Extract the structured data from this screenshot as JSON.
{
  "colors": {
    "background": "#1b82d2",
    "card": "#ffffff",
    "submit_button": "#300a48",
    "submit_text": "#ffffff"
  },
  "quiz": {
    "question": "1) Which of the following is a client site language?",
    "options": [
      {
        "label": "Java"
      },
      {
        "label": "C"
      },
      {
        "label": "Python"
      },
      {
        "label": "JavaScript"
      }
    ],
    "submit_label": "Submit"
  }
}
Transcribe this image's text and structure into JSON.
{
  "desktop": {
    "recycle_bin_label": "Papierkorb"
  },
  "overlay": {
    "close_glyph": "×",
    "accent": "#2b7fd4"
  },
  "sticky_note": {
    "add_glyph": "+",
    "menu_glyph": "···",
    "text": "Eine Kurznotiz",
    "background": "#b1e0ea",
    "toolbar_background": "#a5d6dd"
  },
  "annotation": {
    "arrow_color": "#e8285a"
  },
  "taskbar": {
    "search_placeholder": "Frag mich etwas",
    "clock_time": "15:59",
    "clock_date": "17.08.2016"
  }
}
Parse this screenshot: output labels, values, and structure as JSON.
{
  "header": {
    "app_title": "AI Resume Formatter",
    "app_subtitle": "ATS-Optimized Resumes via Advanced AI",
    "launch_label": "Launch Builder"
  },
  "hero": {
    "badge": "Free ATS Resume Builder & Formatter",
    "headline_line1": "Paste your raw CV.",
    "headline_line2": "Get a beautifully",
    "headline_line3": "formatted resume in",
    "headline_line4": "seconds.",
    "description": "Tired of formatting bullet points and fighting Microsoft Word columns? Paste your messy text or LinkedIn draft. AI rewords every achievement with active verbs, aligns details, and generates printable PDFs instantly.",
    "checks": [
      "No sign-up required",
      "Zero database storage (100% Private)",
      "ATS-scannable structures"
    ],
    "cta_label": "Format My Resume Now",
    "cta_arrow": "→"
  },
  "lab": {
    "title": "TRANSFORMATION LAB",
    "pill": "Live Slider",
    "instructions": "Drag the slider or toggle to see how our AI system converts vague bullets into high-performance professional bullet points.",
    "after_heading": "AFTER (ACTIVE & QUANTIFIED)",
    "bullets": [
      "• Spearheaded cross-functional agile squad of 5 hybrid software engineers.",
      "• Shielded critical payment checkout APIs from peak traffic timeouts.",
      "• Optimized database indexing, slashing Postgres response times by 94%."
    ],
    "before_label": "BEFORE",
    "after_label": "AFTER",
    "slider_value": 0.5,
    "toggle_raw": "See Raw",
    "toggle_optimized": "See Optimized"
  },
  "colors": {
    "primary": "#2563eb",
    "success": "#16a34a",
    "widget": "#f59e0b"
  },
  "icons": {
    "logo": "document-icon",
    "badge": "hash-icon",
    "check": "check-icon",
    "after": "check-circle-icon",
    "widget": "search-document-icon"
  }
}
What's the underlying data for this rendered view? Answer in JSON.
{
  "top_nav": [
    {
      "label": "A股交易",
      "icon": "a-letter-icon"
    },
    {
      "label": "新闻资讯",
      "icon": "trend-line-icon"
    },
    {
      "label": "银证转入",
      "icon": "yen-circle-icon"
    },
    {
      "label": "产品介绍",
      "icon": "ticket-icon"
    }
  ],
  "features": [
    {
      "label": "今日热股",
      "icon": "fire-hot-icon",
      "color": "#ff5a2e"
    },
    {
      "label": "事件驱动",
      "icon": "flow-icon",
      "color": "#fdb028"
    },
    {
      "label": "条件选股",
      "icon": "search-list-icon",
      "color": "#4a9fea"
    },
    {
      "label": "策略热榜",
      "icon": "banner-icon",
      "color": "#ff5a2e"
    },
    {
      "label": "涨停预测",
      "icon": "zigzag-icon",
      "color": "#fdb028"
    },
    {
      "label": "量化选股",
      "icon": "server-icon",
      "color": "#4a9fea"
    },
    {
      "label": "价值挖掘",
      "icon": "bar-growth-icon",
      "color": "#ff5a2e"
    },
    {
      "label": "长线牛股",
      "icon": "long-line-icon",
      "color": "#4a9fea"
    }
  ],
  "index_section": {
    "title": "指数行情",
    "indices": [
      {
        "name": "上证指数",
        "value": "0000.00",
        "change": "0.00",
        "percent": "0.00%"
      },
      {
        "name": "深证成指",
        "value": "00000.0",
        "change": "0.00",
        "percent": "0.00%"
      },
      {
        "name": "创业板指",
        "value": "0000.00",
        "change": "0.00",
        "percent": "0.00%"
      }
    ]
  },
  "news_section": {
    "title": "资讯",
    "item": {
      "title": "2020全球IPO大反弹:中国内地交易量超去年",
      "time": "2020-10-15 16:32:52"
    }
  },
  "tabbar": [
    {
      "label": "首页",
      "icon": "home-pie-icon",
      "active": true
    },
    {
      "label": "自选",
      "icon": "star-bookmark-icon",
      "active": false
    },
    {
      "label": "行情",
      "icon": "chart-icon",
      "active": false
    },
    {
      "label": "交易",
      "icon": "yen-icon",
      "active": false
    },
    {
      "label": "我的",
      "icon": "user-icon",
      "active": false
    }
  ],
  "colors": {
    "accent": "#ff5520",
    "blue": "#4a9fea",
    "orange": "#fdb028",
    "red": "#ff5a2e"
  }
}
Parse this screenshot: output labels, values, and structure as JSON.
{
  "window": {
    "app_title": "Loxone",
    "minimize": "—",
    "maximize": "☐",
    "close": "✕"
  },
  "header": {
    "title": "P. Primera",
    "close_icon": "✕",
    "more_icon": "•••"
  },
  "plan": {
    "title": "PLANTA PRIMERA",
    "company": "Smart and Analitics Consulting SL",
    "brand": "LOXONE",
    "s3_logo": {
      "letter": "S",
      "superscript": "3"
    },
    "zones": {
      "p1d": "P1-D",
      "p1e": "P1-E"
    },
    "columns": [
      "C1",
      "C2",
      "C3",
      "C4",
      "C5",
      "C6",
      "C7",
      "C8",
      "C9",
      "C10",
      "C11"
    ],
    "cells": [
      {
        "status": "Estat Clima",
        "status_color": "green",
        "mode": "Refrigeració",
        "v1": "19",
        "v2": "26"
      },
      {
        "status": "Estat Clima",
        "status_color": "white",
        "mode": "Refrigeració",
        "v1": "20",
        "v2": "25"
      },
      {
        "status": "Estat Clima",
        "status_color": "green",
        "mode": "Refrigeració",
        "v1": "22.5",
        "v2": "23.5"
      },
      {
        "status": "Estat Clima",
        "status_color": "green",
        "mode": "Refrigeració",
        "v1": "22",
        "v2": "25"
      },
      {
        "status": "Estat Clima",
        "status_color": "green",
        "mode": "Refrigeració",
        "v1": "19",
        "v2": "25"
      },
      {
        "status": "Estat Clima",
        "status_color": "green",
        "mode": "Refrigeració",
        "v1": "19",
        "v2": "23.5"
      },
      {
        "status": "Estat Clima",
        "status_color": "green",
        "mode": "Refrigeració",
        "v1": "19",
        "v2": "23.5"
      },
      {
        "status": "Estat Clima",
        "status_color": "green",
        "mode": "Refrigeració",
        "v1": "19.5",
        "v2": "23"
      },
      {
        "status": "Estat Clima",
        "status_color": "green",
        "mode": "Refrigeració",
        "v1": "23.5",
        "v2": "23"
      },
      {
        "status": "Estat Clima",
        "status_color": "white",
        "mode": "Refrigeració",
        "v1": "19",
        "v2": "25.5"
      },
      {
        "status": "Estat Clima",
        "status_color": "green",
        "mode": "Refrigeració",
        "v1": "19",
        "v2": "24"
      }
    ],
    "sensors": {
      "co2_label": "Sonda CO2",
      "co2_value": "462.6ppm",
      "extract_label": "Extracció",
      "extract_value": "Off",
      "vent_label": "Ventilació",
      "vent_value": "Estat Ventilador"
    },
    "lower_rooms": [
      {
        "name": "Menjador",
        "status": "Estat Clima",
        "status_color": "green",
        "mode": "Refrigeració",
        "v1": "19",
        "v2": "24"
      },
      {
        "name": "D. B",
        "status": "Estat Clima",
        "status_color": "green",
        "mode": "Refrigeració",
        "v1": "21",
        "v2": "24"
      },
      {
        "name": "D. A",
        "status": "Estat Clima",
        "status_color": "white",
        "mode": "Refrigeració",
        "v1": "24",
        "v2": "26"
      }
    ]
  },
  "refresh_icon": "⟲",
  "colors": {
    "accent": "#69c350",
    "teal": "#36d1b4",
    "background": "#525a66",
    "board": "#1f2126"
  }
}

───

**WHAT THE EXERCISE ASKS:** Search the data above for lines holding "Builder" and copy each of them.

**WORKED SOLUTION:**
    "launch_label": "Launch Builder"
    "badge": "Free ATS Resume Builder & Formatter",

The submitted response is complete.